■ Qué entregar ■
Reescribe como lista numerada las líneas de todas las entradas que siguen y omite las líneas en blanco.

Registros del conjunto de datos
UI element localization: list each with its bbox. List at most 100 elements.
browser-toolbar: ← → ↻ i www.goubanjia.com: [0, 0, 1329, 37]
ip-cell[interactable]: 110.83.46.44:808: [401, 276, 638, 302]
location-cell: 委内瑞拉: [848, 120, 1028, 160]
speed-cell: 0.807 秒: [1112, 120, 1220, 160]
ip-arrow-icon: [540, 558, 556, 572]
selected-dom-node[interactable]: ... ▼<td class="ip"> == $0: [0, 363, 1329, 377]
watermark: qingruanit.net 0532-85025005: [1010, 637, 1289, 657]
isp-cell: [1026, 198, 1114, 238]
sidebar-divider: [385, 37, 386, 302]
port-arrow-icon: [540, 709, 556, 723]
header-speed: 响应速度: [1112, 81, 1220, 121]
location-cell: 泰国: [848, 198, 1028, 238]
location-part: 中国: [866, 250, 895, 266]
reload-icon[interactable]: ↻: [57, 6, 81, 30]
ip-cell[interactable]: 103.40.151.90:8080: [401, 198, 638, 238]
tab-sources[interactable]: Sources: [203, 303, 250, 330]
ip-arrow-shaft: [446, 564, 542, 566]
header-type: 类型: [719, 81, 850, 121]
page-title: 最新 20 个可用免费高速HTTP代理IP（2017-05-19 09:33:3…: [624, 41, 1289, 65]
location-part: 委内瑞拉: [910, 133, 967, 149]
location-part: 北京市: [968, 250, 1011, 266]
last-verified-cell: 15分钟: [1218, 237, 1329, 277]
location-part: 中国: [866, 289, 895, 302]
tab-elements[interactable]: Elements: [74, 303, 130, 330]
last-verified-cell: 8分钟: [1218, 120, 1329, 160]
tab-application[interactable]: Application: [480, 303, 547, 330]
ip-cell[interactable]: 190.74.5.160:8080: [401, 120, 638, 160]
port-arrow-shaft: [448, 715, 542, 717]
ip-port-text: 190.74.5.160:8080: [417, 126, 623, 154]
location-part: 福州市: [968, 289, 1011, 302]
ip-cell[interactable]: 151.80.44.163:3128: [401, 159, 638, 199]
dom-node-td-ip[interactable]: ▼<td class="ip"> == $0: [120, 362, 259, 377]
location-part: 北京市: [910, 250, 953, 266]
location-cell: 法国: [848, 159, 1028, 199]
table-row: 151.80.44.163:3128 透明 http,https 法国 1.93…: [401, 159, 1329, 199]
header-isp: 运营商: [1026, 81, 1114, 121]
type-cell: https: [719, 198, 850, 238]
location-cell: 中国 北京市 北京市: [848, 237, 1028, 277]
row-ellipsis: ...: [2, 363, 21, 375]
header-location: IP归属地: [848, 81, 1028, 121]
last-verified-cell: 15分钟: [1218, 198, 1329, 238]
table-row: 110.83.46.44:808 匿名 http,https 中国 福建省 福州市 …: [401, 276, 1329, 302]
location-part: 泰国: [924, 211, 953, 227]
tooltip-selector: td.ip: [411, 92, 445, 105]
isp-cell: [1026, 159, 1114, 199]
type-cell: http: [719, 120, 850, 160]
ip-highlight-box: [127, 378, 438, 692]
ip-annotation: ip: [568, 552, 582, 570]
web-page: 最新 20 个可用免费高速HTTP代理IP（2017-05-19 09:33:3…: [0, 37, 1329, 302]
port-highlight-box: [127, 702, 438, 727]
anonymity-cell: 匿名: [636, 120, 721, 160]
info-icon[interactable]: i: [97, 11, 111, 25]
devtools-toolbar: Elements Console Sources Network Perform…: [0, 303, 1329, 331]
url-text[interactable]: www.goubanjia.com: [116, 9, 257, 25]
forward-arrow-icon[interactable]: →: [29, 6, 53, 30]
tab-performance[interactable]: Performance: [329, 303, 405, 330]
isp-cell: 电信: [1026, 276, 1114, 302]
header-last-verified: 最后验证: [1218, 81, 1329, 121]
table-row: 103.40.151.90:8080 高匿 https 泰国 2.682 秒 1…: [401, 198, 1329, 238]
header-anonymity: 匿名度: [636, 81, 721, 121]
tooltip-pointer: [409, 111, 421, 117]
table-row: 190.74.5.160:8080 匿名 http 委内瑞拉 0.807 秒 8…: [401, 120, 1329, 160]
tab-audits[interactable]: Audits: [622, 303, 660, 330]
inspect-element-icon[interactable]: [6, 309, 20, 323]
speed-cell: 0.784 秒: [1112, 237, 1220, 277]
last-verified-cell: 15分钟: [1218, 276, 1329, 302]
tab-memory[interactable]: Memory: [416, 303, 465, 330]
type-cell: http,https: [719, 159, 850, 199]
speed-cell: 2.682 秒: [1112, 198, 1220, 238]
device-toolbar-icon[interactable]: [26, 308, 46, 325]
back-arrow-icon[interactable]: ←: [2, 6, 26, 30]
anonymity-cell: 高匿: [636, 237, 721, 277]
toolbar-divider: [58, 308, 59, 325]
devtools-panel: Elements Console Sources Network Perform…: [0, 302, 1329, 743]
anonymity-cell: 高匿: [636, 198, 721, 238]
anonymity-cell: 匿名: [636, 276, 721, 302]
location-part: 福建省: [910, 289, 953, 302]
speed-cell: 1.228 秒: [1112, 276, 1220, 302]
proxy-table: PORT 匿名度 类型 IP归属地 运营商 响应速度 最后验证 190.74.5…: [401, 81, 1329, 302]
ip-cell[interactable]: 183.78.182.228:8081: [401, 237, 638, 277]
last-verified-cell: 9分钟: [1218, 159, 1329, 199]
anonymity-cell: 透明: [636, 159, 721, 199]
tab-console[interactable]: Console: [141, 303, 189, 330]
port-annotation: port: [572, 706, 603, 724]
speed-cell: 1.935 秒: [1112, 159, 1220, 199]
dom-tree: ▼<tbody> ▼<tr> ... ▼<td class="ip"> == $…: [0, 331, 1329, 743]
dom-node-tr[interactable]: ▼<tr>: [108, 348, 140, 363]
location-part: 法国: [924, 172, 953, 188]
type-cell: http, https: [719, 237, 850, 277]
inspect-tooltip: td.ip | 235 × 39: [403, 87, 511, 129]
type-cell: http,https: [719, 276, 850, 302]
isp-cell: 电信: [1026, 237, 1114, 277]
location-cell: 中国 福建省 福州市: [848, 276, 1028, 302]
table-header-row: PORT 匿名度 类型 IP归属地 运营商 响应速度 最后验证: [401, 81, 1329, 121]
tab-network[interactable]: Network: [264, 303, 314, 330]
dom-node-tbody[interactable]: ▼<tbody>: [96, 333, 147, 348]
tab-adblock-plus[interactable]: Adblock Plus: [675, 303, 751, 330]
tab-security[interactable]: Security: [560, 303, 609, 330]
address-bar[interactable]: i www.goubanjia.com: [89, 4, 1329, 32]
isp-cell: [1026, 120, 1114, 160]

■ Solución ■
1. UI element localization: list each with its bbox. List at most 100 elements.
2. browser-toolbar: ← → ↻ i www.goubanjia.com: [0, 0, 1329, 37]
3. ip-cell[interactable]: 110.83.46.44:808: [401, 276, 638, 302]
4. location-cell: 委内瑞拉: [848, 120, 1028, 160]
5. speed-cell: 0.807 秒: [1112, 120, 1220, 160]
6. ip-arrow-icon: [540, 558, 556, 572]
7. selected-dom-node[interactable]: ... ▼<td class="ip"> == $0: [0, 363, 1329, 377]
8. watermark: qingruanit.net 0532-85025005: [1010, 637, 1289, 657]
9. isp-cell: [1026, 198, 1114, 238]
10. sidebar-divider: [385, 37, 386, 302]
11. port-arrow-icon: [540, 709, 556, 723]
12. header-speed: 响应速度: [1112, 81, 1220, 121]
13. location-cell: 泰国: [848, 198, 1028, 238]
14. location-part: 中国: [866, 250, 895, 266]
15. reload-icon[interactable]: ↻: [57, 6, 81, 30]
16. ip-cell[interactable]: 103.40.151.90:8080: [401, 198, 638, 238]
17. tab-sources[interactable]: Sources: [203, 303, 250, 330]
18. ip-arrow-shaft: [446, 564, 542, 566]
19. header-type: 类型: [719, 81, 850, 121]
20. page-title: 最新 20 个可用免费高速HTTP代理IP（2017-05-19 09:33:3…: [624, 41, 1289, 65]
21. location-part: 委内瑞拉: [910, 133, 967, 149]
22. location-part: 北京市: [968, 250, 1011, 266]
23. last-verified-cell: 15分钟: [1218, 237, 1329, 277]
24. location-part: 中国: [866, 289, 895, 302]
25. tab-elements[interactable]: Elements: [74, 303, 130, 330]
26. last-verified-cell: 8分钟: [1218, 120, 1329, 160]
27. tab-application[interactable]: Application: [480, 303, 547, 330]
28. ip-cell[interactable]: 190.74.5.160:8080: [401, 120, 638, 160]
29. port-arrow-shaft: [448, 715, 542, 717]
30. ip-port-text: 190.74.5.160:8080: [417, 126, 623, 154]
31. location-part: 福州市: [968, 289, 1011, 302]
32. ip-cell[interactable]: 151.80.44.163:3128: [401, 159, 638, 199]
33. dom-node-td-ip[interactable]: ▼<td class="ip"> == $0: [120, 362, 259, 377]
34. location-part: 北京市: [910, 250, 953, 266]
35. location-cell: 法国: [848, 159, 1028, 199]
36. table-row: 151.80.44.163:3128 透明 http,https 法国 1.93…: [401, 159, 1329, 199]
37. header-isp: 运营商: [1026, 81, 1114, 121]
38. type-cell: https: [719, 198, 850, 238]
39. location-cell: 中国 北京市 北京市: [848, 237, 1028, 277]
40. row-ellipsis: ...: [2, 363, 21, 375]
41. header-location: IP归属地: [848, 81, 1028, 121]
42. last-verified-cell: 15分钟: [1218, 198, 1329, 238]
43. table-row: 110.83.46.44:808 匿名 http,https 中国 福建省 福州市 …: [401, 276, 1329, 302]
44. location-part: 泰国: [924, 211, 953, 227]
45. tooltip-selector: td.ip: [411, 92, 445, 105]
46. isp-cell: [1026, 159, 1114, 199]
47. type-cell: http: [719, 120, 850, 160]
48. ip-highlight-box: [127, 378, 438, 692]
49. ip-annotation: ip: [568, 552, 582, 570]
50. web-page: 最新 20 个可用免费高速HTTP代理IP（2017-05-19 09:33:3…: [0, 37, 1329, 302]
51. port-highlight-box: [127, 702, 438, 727]
52. anonymity-cell: 匿名: [636, 120, 721, 160]
53. info-icon[interactable]: i: [97, 11, 111, 25]
54. devtools-toolbar: Elements Console Sources Network Perform…: [0, 303, 1329, 331]
55. url-text[interactable]: www.goubanjia.com: [116, 9, 257, 25]
56. forward-arrow-icon[interactable]: →: [29, 6, 53, 30]
57. tab-performance[interactable]: Performance: [329, 303, 405, 330]
58. isp-cell: 电信: [1026, 276, 1114, 302]
59. header-last-verified: 最后验证: [1218, 81, 1329, 121]
60. table-row: 103.40.151.90:8080 高匿 https 泰国 2.682 秒 1…: [401, 198, 1329, 238]
61. header-anonymity: 匿名度: [636, 81, 721, 121]
62. tooltip-pointer: [409, 111, 421, 117]
63. table-row: 190.74.5.160:8080 匿名 http 委内瑞拉 0.807 秒 8…: [401, 120, 1329, 160]
64. tab-audits[interactable]: Audits: [622, 303, 660, 330]
65. inspect-element-icon[interactable]: [6, 309, 20, 323]
66. speed-cell: 0.784 秒: [1112, 237, 1220, 277]
67. last-verified-cell: 15分钟: [1218, 276, 1329, 302]
68. tab-memory[interactable]: Memory: [416, 303, 465, 330]
69. type-cell: http,https: [719, 159, 850, 199]
70. speed-cell: 2.682 秒: [1112, 198, 1220, 238]
71. device-toolbar-icon[interactable]: [26, 308, 46, 325]
72. back-arrow-icon[interactable]: ←: [2, 6, 26, 30]
73. anonymity-cell: 高匿: [636, 237, 721, 277]
74. toolbar-divider: [58, 308, 59, 325]
75. devtools-panel: Elements Console Sources Network Perform…: [0, 302, 1329, 743]
76. anonymity-cell: 高匿: [636, 198, 721, 238]
77. anonymity-cell: 匿名: [636, 276, 721, 302]
78. location-part: 福建省: [910, 289, 953, 302]
79. speed-cell: 1.228 秒: [1112, 276, 1220, 302]
80. proxy-table: PORT 匿名度 类型 IP归属地 运营商 响应速度 最后验证 190.74.5…: [401, 81, 1329, 302]
81. ip-cell[interactable]: 183.78.182.228:8081: [401, 237, 638, 277]
82. last-verified-cell: 9分钟: [1218, 159, 1329, 199]
83. anonymity-cell: 透明: [636, 159, 721, 199]
84. tab-console[interactable]: Console: [141, 303, 189, 330]
85. port-annotation: port: [572, 706, 603, 724]
86. speed-cell: 1.935 秒: [1112, 159, 1220, 199]
87. dom-tree: ▼<tbody> ▼<tr> ... ▼<td class="ip"> == $…: [0, 331, 1329, 743]
88. dom-node-tr[interactable]: ▼<tr>: [108, 348, 140, 363]
89. location-part: 法国: [924, 172, 953, 188]
90. type-cell: http, https: [719, 237, 850, 277]
91. inspect-tooltip: td.ip | 235 × 39: [403, 87, 511, 129]
92. type-cell: http,https: [719, 276, 850, 302]
93. isp-cell: 电信: [1026, 237, 1114, 277]
94. location-cell: 中国 福建省 福州市: [848, 276, 1028, 302]
95. table-header-row: PORT 匿名度 类型 IP归属地 运营商 响应速度 最后验证: [401, 81, 1329, 121]
96. tab-network[interactable]: Network: [264, 303, 314, 330]
97. dom-node-tbody[interactable]: ▼<tbody>: [96, 333, 147, 348]
98. tab-adblock-plus[interactable]: Adblock Plus: [675, 303, 751, 330]
99. tab-security[interactable]: Security: [560, 303, 609, 330]
100. address-bar[interactable]: i www.goubanjia.com: [89, 4, 1329, 32]
101. isp-cell: [1026, 120, 1114, 160]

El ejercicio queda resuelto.